------ GIVEN ENTRIES ------
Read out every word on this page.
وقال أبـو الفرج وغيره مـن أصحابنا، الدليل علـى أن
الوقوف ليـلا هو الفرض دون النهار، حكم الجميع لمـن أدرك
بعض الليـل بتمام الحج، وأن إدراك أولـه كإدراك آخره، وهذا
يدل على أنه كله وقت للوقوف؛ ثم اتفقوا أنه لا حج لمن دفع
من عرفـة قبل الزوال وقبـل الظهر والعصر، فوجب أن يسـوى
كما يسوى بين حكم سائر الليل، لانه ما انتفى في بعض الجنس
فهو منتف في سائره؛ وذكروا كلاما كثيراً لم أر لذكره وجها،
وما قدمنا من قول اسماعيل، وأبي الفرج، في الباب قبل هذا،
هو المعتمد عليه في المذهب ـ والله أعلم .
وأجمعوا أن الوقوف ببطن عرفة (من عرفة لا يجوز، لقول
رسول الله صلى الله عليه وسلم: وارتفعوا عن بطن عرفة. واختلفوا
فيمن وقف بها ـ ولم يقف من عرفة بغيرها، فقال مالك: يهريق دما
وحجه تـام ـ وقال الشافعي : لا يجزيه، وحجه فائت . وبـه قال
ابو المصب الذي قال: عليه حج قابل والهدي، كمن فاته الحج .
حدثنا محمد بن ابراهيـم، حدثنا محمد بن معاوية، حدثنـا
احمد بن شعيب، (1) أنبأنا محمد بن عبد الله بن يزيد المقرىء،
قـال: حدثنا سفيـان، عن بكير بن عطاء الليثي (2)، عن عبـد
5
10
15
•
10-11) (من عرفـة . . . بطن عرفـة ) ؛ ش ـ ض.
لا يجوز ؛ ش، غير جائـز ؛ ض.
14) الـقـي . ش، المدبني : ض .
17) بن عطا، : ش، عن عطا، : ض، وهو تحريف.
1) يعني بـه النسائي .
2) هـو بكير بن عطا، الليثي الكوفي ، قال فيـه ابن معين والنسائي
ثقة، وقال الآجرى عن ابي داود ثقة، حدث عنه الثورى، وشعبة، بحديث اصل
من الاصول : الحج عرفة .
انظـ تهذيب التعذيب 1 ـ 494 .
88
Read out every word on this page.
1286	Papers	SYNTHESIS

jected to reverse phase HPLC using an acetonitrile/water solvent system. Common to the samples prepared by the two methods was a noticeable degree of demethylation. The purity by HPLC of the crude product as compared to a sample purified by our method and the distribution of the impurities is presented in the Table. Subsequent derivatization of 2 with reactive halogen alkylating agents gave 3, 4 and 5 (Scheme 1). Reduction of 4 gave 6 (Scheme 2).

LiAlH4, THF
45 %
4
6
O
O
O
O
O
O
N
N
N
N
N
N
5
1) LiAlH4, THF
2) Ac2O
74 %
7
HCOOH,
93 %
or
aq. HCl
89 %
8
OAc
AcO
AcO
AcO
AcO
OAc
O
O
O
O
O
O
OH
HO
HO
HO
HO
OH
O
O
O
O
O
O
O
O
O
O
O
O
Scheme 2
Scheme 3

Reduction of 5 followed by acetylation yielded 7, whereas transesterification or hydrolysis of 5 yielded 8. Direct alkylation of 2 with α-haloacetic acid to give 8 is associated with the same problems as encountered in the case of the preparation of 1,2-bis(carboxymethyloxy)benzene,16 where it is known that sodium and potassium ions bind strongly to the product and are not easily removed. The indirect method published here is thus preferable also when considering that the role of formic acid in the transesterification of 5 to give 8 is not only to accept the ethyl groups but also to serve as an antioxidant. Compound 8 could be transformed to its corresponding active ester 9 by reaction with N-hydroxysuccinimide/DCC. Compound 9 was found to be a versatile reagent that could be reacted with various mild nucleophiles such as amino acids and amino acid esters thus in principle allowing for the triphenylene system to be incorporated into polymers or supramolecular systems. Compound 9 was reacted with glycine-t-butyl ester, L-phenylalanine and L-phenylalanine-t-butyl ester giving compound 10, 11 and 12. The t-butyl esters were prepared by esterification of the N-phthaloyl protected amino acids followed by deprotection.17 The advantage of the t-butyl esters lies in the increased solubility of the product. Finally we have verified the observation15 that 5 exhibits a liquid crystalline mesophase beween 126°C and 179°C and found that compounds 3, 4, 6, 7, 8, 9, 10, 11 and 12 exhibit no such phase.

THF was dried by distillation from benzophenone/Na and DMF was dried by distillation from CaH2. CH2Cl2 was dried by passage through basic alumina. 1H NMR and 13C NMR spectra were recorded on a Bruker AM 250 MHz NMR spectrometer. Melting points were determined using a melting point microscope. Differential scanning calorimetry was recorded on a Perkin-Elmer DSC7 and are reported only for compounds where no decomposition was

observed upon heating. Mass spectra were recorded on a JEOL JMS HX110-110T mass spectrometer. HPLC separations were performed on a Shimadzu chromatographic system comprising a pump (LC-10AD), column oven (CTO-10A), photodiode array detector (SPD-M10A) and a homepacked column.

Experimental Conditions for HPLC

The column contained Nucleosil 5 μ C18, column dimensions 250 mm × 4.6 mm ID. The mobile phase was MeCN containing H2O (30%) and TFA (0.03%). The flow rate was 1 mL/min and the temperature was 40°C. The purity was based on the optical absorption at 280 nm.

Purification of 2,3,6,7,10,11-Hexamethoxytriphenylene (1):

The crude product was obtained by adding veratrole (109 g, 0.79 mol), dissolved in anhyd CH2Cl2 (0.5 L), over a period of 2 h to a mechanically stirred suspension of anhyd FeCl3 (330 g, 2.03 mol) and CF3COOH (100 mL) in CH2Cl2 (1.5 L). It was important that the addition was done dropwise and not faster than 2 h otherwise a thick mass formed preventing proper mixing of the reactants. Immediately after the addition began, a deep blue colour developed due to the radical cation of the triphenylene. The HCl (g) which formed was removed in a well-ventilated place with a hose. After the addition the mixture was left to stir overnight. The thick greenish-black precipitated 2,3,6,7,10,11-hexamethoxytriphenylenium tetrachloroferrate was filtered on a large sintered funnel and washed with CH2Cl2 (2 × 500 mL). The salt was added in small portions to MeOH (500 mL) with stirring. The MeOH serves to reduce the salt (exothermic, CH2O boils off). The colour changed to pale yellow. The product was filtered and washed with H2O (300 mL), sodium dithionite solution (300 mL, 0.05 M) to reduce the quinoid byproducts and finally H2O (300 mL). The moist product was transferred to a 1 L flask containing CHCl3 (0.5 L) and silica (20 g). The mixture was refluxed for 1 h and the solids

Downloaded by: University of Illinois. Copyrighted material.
------
> _DO THIS_:
From the data, collect all lines where the string "الفرج" appears.

> _SOLUTION FOR THIS TASK_:
وقال أبـو الفرج وغيره مـن أصحابنا، الدليل علـى أن
وما قدمنا من قول اسماعيل، وأبي الفرج، في الباب قبل هذا،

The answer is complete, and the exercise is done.